**WHAT IS REQUIRED:** In the material below, find the line with "OCR this image."; set down that line and every line after it to the end, exactly, without pictures.

**LISTED RECORDS:**
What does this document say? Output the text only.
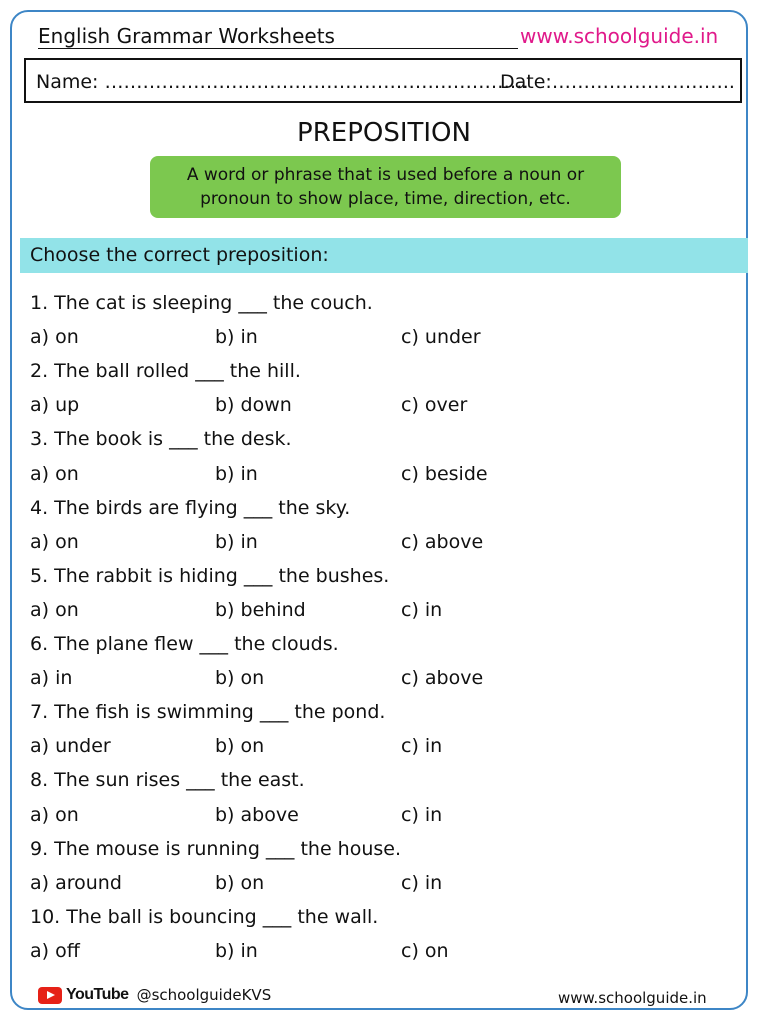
English Grammar Worksheets	www.schoolguide.in
Name: ………………………………………………………….
Date:………………………..
PREPOSITION
A word or phrase that is used before a noun or pronoun to show place, time, direction, etc.
Choose the correct preposition:
1. The cat is sleeping ___ the couch.
a) on	b) in	c) under
2. The ball rolled ___ the hill.
a) up	b) down	c) over
3. The book is ___ the desk.
a) on	b) in	c) beside
4. The birds are flying ___ the sky.
a) on	b) in	c) above
5. The rabbit is hiding ___ the bushes.
a) on	b) behind	c) in
6. The plane flew ___ the clouds.
a) in	b) on	c) above
7. The fish is swimming ___ the pond.
a) under	b) on	c) in
8. The sun rises ___ the east.
a) on	b) above	c) in
9. The mouse is running ___ the house.
a) around	b) on	c) in
10. The ball is bouncing ___ the wall.
a) off	b) in	c) on
YouTube @schoolguideKVS	www.schoolguide.in
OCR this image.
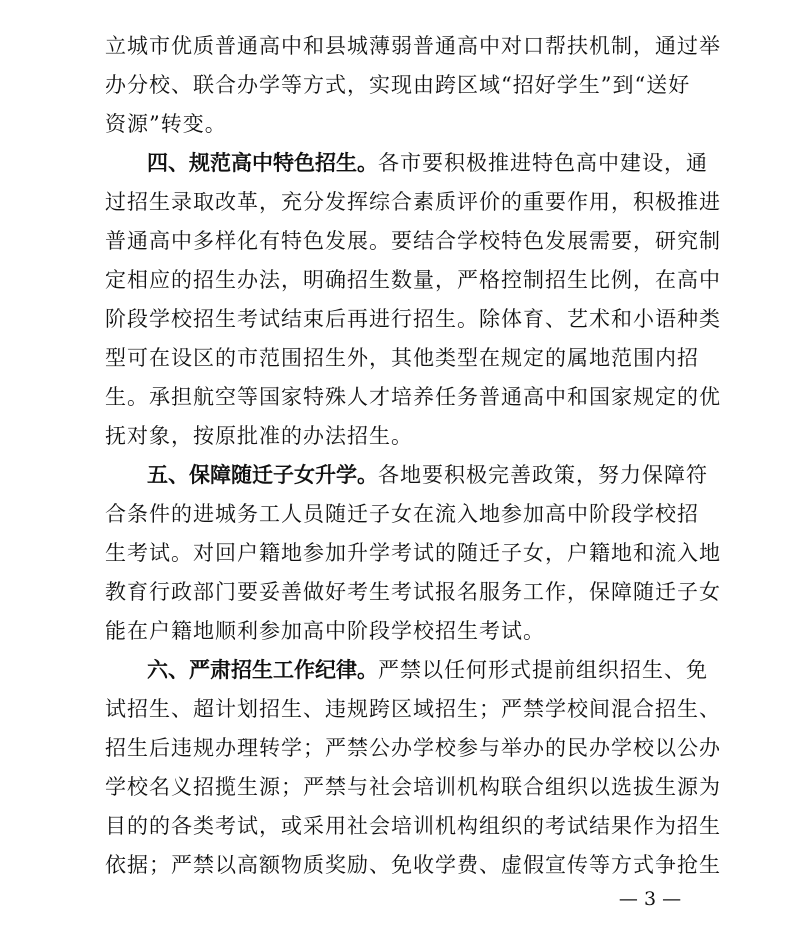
立城市优质普通高中和县城薄弱普通高中对口帮扶机制，通过举
办分校、联合办学等方式，实现由跨区域“招好学生”到“送好
资源”转变。
四、规范高中特色招生。各市要积极推进特色高中建设，通
过招生录取改革，充分发挥综合素质评价的重要作用，积极推进
普通高中多样化有特色发展。要结合学校特色发展需要，研究制
定相应的招生办法，明确招生数量，严格控制招生比例，在高中
阶段学校招生考试结束后再进行招生。除体育、艺术和小语种类
型可在设区的市范围招生外，其他类型在规定的属地范围内招
生。承担航空等国家特殊人才培养任务普通高中和国家规定的优
抚对象，按原批准的办法招生。
五、保障随迁子女升学。各地要积极完善政策，努力保障符
合条件的进城务工人员随迁子女在流入地参加高中阶段学校招
生考试。对回户籍地参加升学考试的随迁子女，户籍地和流入地
教育行政部门要妥善做好考生考试报名服务工作，保障随迁子女
能在户籍地顺利参加高中阶段学校招生考试。
六、严肃招生工作纪律。严禁以任何形式提前组织招生、免
试招生、超计划招生、违规跨区域招生；严禁学校间混合招生、
招生后违规办理转学；严禁公办学校参与举办的民办学校以公办
学校名义招揽生源；严禁与社会培训机构联合组织以选拔生源为
目的的各类考试，或采用社会培训机构组织的考试结果作为招生
依据；严禁以高额物质奖励、免收学费、虚假宣传等方式争抢生
— 3 —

**FULL OUTPUT:**
OCR this image.
立城市优质普通高中和县城薄弱普通高中对口帮扶机制，通过举
办分校、联合办学等方式，实现由跨区域“招好学生”到“送好
资源”转变。
四、规范高中特色招生。各市要积极推进特色高中建设，通
过招生录取改革，充分发挥综合素质评价的重要作用，积极推进
普通高中多样化有特色发展。要结合学校特色发展需要，研究制
定相应的招生办法，明确招生数量，严格控制招生比例，在高中
阶段学校招生考试结束后再进行招生。除体育、艺术和小语种类
型可在设区的市范围招生外，其他类型在规定的属地范围内招
生。承担航空等国家特殊人才培养任务普通高中和国家规定的优
抚对象，按原批准的办法招生。
五、保障随迁子女升学。各地要积极完善政策，努力保障符
合条件的进城务工人员随迁子女在流入地参加高中阶段学校招
生考试。对回户籍地参加升学考试的随迁子女，户籍地和流入地
教育行政部门要妥善做好考生考试报名服务工作，保障随迁子女
能在户籍地顺利参加高中阶段学校招生考试。
六、严肃招生工作纪律。严禁以任何形式提前组织招生、免
试招生、超计划招生、违规跨区域招生；严禁学校间混合招生、
招生后违规办理转学；严禁公办学校参与举办的民办学校以公办
学校名义招揽生源；严禁与社会培训机构联合组织以选拔生源为
目的的各类考试，或采用社会培训机构组织的考试结果作为招生
依据；严禁以高额物质奖励、免收学费、虚假宣传等方式争抢生
— 3 —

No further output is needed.